• [WORK TO BE COMPLETED]
What lines of the data include the string "icon"? Copy them all.

• [EXTRACTED INFORMATION]
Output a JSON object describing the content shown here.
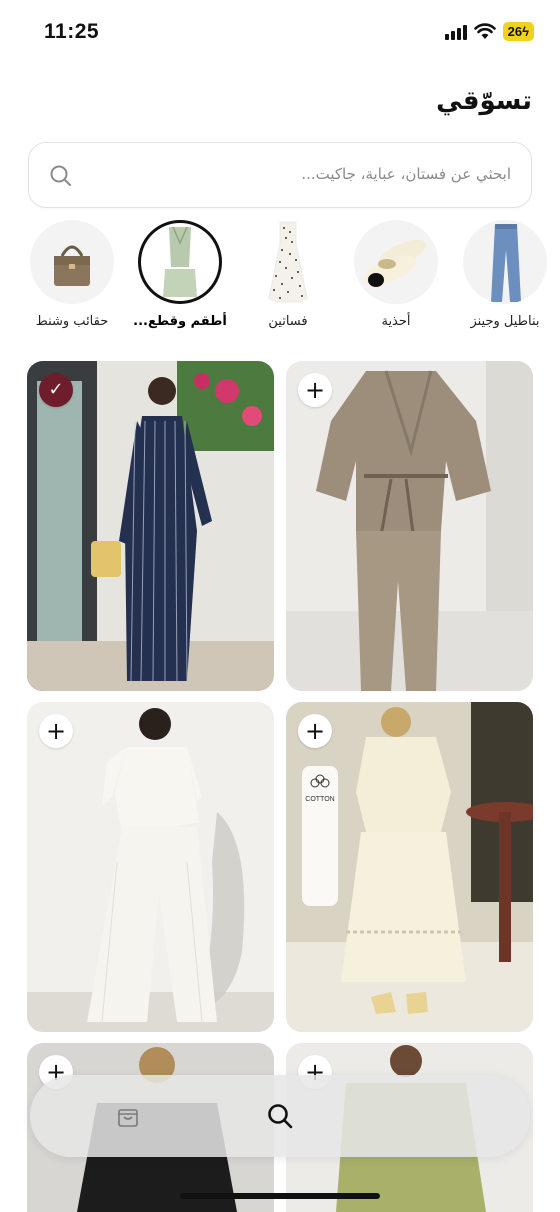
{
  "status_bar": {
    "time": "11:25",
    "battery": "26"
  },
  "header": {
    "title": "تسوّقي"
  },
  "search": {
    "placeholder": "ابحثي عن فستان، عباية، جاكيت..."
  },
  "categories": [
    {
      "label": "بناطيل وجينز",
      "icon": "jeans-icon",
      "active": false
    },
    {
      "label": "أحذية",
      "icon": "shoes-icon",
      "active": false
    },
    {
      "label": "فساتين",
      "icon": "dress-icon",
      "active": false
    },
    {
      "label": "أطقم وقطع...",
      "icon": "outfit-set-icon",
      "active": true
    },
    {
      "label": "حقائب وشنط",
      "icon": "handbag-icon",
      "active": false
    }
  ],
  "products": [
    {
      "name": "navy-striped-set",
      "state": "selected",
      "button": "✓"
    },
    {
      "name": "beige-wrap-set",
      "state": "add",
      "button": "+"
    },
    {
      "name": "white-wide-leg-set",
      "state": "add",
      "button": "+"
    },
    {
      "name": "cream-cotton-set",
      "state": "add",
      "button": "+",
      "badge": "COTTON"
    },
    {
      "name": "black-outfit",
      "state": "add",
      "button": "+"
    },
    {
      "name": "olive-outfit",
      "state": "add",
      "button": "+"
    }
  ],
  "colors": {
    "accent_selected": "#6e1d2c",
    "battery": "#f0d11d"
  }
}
==
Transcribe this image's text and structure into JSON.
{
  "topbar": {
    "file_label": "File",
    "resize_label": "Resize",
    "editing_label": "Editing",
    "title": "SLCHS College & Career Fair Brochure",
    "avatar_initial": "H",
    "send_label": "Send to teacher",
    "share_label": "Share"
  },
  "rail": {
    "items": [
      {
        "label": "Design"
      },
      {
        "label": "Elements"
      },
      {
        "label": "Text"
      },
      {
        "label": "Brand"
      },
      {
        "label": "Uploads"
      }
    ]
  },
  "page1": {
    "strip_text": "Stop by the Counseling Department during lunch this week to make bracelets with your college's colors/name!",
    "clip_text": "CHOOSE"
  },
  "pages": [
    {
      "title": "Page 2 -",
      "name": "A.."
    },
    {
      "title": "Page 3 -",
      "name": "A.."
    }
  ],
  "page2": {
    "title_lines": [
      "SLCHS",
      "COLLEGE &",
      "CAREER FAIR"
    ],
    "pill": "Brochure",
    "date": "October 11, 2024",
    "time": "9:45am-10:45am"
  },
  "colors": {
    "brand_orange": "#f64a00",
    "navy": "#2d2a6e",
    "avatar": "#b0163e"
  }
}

• [TASK RESPONSE]
      "icon": "jeans-icon",
      "icon": "shoes-icon",
      "icon": "dress-icon",
      "icon": "outfit-set-icon",
      "icon": "handbag-icon",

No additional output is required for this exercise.